WORK INSTRUCTIONS |
Nothing but a number is wanted here: the tally of lines in the material below that include "title".

* * * * * * * * *

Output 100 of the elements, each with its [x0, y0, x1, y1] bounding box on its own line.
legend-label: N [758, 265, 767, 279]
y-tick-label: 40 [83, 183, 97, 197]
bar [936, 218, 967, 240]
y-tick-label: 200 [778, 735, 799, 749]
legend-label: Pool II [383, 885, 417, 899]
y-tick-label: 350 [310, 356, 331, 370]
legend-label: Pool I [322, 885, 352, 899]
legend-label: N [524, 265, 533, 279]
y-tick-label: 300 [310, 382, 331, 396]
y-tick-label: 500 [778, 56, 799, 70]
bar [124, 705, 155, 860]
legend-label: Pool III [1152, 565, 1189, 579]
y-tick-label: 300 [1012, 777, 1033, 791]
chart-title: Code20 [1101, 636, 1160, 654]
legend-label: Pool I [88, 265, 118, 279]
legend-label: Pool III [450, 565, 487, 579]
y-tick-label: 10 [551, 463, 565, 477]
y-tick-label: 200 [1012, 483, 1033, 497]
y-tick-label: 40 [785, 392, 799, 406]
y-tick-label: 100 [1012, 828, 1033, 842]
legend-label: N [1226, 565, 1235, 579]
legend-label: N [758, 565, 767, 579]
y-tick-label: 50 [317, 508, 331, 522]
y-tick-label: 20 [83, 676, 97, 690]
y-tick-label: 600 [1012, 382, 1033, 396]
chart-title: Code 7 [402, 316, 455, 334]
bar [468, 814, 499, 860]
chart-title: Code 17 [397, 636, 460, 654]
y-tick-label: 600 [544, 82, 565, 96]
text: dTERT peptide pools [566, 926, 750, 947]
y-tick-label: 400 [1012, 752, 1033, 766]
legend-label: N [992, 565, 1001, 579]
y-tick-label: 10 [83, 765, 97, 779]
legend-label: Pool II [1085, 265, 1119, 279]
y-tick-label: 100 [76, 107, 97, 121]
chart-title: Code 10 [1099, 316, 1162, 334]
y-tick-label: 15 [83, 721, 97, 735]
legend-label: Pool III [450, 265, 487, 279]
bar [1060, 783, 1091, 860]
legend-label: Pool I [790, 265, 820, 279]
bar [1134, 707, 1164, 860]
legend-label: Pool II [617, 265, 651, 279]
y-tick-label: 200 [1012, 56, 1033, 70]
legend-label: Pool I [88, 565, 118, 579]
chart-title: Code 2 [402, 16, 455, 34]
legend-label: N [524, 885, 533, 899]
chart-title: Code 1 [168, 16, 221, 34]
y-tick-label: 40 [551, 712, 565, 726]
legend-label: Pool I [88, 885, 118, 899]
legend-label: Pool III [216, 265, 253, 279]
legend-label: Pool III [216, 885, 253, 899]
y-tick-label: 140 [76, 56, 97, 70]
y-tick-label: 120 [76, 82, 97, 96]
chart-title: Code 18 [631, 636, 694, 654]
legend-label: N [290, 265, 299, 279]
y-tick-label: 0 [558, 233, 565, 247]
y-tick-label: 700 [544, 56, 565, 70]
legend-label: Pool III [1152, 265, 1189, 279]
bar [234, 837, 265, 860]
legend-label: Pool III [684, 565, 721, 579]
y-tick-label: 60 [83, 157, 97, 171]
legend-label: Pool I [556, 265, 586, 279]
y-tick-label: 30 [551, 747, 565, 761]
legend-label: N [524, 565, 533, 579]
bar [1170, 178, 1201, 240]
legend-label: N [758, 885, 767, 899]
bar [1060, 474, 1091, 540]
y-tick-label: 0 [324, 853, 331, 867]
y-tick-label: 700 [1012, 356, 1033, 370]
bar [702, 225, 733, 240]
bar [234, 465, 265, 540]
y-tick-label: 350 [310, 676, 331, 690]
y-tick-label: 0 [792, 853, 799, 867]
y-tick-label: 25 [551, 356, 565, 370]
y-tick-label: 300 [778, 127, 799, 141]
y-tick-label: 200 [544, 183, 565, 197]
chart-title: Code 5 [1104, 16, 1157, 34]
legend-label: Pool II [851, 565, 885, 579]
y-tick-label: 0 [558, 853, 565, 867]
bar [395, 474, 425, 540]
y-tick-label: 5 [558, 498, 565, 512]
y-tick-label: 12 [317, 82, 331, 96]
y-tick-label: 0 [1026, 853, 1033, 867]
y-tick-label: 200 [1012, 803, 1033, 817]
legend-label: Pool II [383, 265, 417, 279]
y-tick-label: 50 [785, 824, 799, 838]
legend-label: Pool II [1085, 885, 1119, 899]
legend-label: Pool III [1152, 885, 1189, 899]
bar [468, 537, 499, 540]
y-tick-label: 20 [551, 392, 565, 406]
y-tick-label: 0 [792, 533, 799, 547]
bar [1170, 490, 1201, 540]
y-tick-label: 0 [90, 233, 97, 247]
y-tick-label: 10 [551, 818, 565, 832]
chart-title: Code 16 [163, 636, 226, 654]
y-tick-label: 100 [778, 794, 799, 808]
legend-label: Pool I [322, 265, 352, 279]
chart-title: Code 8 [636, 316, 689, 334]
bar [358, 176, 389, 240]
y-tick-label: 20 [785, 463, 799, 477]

* * * * * * * * *

ANSWER FOR THIS EXERCISE |
10